● TEXT PROVIDED
:::
FSAE 07-20-2009, 02:12:07 PM I have a 305 with a 280H cam with everything else mildly built and a stock crank and low compression pistons (8.3ish).
I have driven the car hard up to 7000-7500 many times with no problems (yet). It has been revved up to 8000 numerous times as well. The only thing is my engine peaks out its power at around 6200 rpm while yours would be putting down much more power at the higher rpm. The crank has been abused pretty bad for 40,000 miles and has held up.
Knowing if a crankshaft will hold up requires way too many factors to ever be sure. I've been pretty lucky so far but it doesn't mean it will work every time. I would do your best to play it safe.
BondoSpecial 07-20-2009, 02:25:40 PM What does that thing run in the 1/4 mile? Especially if that engine has stock heads, why has it seen rpms so far past peak power so many times?
z28rod 07-20-2009, 05:11:12 PM Just Get The Bottom End Balanced, Use Arp Rod Bolts And You Are Good To Rev............
sooner 07-21-2009, 09:07:14 PM What does that thing run in the 1/4 mile?
:::
● RECORD EXCERPTS

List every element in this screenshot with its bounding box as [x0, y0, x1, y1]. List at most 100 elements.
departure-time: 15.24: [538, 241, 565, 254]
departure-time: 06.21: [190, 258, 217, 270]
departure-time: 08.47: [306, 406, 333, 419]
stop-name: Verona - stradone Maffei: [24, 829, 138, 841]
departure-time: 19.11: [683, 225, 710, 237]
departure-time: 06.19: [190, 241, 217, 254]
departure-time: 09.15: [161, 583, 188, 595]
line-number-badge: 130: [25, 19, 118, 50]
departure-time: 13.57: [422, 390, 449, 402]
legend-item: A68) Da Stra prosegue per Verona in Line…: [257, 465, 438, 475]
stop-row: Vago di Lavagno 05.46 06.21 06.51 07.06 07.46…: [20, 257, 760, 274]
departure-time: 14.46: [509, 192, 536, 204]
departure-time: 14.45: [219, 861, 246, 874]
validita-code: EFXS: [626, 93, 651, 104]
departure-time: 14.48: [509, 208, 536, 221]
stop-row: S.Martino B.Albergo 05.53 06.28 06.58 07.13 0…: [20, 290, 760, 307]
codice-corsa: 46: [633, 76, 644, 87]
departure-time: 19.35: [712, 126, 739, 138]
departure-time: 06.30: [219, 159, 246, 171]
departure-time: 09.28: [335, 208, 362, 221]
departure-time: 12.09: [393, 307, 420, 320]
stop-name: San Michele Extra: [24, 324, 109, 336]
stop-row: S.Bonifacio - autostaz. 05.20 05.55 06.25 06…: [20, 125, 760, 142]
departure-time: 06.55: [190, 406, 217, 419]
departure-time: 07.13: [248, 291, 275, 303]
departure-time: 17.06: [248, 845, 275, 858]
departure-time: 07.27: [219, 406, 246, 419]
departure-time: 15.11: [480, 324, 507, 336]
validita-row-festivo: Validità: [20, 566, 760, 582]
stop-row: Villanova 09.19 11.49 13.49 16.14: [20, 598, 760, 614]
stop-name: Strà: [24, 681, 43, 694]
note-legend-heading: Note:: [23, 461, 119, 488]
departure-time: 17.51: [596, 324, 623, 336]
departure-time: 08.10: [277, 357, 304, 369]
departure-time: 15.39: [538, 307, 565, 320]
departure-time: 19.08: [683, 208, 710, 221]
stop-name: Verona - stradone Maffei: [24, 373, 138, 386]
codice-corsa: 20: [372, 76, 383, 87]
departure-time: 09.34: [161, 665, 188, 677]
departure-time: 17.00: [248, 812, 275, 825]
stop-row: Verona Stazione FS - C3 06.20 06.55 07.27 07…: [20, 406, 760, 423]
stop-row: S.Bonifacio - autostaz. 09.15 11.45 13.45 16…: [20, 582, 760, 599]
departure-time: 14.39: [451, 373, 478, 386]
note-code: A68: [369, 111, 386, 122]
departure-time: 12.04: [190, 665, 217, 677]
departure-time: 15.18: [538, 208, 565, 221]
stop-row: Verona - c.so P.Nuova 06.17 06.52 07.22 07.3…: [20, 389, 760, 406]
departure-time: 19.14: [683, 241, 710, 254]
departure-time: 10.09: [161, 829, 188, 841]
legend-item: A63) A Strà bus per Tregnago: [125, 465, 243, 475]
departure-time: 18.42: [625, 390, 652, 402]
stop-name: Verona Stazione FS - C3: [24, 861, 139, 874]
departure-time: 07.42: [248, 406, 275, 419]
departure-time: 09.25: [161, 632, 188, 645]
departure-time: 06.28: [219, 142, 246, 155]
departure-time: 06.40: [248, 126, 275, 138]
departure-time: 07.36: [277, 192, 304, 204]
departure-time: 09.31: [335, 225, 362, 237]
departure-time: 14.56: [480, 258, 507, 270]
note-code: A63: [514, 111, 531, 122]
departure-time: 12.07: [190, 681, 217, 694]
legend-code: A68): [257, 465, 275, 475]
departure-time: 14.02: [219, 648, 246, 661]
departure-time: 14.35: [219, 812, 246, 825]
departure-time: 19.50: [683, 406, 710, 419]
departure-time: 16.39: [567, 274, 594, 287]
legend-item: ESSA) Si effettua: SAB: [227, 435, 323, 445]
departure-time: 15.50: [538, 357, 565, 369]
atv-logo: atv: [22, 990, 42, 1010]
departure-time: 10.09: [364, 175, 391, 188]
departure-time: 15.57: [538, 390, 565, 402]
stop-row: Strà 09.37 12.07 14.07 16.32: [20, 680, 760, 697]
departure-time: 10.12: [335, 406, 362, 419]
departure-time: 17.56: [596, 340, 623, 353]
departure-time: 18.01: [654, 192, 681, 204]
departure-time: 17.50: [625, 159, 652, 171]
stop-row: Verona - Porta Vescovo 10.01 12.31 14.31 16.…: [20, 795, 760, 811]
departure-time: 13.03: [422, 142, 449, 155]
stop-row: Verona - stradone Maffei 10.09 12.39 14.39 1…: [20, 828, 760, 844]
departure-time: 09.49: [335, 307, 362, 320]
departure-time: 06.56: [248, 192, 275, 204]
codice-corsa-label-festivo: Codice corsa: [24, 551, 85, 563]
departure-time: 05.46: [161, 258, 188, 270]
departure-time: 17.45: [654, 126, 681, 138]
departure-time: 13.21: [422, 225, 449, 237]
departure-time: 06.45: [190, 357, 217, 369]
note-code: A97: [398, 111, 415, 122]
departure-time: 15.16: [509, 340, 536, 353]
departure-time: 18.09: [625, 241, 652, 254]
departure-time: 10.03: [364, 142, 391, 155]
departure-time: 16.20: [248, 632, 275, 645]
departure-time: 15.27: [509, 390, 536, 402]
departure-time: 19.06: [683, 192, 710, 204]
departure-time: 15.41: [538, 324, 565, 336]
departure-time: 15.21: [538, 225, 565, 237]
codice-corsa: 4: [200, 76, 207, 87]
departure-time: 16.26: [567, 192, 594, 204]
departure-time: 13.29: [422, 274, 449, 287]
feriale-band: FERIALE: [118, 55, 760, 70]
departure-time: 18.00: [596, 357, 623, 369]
:::
● INSTRUCTIONS FOR THE TASK
Reproduce word for word the stretch of the forum thread on revving a 305 engine that opens with the words "FSAE 07-20-2009, 02:12:07" and closes with "play it safe.".

● OUTPUT FOR THIS EXERCISE
FSAE 07-20-2009, 02:12:07 PM I have a 305 with a 280H cam with everything else mildly built and a stock crank and low compression pistons (8.3ish).
I have driven the car hard up to 7000-7500 many times with no problems (yet). It has been revved up to 8000 numerous times as well. The only thing is my engine peaks out its power at around 6200 rpm while yours would be putting down much more power at the higher rpm. The crank has been abused pretty bad for 40,000 miles and has held up.
Knowing if a crankshaft will hold up requires way too many factors to ever be sure. I've been pretty lucky so far but it doesn't mean it will work every time. I would do your best to play it safe.